--- Data to use ---

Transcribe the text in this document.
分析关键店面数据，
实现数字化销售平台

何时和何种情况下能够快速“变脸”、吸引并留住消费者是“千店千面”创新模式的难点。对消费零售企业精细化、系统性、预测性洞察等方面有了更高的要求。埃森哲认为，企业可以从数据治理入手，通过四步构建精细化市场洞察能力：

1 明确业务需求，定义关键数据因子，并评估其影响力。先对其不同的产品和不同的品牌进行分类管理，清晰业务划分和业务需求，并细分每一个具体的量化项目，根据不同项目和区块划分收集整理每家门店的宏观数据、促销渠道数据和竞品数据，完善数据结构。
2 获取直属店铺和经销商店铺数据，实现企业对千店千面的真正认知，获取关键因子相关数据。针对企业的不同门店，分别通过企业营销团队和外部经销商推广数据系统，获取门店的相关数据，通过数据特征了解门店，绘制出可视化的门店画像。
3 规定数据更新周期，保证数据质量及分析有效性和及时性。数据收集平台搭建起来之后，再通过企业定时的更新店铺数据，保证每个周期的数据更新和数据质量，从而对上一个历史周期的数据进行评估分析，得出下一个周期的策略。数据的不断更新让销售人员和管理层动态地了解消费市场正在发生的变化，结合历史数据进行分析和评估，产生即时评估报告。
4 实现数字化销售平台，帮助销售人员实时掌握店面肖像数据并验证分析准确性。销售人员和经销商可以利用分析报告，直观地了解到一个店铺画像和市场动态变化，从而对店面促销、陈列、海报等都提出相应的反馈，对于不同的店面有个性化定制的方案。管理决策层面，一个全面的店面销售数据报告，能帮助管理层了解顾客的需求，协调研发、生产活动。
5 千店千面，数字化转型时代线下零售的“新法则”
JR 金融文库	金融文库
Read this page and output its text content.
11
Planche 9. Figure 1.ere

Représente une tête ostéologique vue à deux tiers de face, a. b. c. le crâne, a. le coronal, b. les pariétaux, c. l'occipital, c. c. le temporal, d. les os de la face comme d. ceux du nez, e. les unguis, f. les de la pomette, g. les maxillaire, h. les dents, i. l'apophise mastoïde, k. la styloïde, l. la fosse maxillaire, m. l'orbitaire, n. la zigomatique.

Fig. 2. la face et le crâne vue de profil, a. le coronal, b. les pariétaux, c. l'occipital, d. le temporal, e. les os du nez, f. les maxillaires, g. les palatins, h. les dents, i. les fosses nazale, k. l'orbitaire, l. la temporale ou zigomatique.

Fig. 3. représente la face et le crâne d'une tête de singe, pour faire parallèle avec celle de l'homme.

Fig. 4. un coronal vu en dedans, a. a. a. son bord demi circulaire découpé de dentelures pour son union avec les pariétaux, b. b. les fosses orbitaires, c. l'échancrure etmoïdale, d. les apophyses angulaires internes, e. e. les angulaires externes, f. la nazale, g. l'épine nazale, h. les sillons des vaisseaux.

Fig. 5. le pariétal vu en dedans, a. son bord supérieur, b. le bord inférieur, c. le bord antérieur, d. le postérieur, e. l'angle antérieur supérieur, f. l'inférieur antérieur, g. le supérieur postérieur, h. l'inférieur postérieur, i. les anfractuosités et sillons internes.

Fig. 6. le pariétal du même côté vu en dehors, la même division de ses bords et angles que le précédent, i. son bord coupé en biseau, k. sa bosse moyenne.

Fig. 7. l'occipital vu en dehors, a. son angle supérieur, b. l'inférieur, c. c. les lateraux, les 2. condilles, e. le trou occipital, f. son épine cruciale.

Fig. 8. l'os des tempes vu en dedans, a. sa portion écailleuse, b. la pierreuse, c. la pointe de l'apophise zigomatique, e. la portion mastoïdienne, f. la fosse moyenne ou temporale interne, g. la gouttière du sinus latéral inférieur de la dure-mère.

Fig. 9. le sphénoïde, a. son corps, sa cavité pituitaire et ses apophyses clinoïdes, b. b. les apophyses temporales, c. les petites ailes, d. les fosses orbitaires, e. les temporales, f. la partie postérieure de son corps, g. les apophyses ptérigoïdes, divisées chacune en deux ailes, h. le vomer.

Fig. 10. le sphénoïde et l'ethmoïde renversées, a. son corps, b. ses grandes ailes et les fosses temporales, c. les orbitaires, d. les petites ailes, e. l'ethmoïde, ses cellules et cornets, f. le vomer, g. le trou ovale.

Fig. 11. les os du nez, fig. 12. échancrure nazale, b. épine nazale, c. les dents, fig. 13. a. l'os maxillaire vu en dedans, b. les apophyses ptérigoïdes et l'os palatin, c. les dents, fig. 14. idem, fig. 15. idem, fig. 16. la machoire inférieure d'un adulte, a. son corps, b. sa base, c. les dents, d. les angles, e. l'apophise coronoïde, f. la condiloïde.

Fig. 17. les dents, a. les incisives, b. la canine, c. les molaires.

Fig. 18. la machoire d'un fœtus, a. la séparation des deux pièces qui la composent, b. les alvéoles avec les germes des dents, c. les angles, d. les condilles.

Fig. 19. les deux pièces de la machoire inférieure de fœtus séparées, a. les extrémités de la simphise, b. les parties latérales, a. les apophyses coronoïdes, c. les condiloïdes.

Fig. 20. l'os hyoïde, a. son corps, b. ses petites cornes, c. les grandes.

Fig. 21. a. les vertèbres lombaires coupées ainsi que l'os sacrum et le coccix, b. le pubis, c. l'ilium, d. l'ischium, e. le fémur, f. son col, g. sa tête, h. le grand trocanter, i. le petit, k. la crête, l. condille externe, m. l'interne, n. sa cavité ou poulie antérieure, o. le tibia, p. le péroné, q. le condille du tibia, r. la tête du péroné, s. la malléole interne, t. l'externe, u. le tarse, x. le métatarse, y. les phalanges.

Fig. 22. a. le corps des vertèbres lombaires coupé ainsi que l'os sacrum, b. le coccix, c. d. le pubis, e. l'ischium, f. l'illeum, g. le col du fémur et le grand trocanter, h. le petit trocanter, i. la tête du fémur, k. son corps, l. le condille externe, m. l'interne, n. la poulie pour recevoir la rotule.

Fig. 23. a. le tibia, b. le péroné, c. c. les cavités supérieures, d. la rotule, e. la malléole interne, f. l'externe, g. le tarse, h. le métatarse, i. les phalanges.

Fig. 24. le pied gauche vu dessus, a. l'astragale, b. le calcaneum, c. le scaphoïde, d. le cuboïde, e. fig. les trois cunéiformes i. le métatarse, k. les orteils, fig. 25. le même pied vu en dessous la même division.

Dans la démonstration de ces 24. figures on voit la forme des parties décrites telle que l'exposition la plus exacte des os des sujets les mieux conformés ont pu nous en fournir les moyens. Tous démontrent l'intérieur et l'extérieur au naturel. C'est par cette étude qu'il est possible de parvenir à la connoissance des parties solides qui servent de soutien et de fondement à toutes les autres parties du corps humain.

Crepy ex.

---

Task instructions: Look over the listing above. Pick out and copy every line that includes "grandes".

Final result:
Fig. 10. le sphénoïde et l'ethmoïde renversées, a. son corps, b. ses grandes ailes et les fosses temporales, c. les orbitaires, d. les petites ailes, e. l'ethmoïde, ses cellules et cornets, f. le vomer, g. le trou ovale.
Fig. 20. l'os hyoïde, a. son corps, b. ses petites cornes, c. les grandes.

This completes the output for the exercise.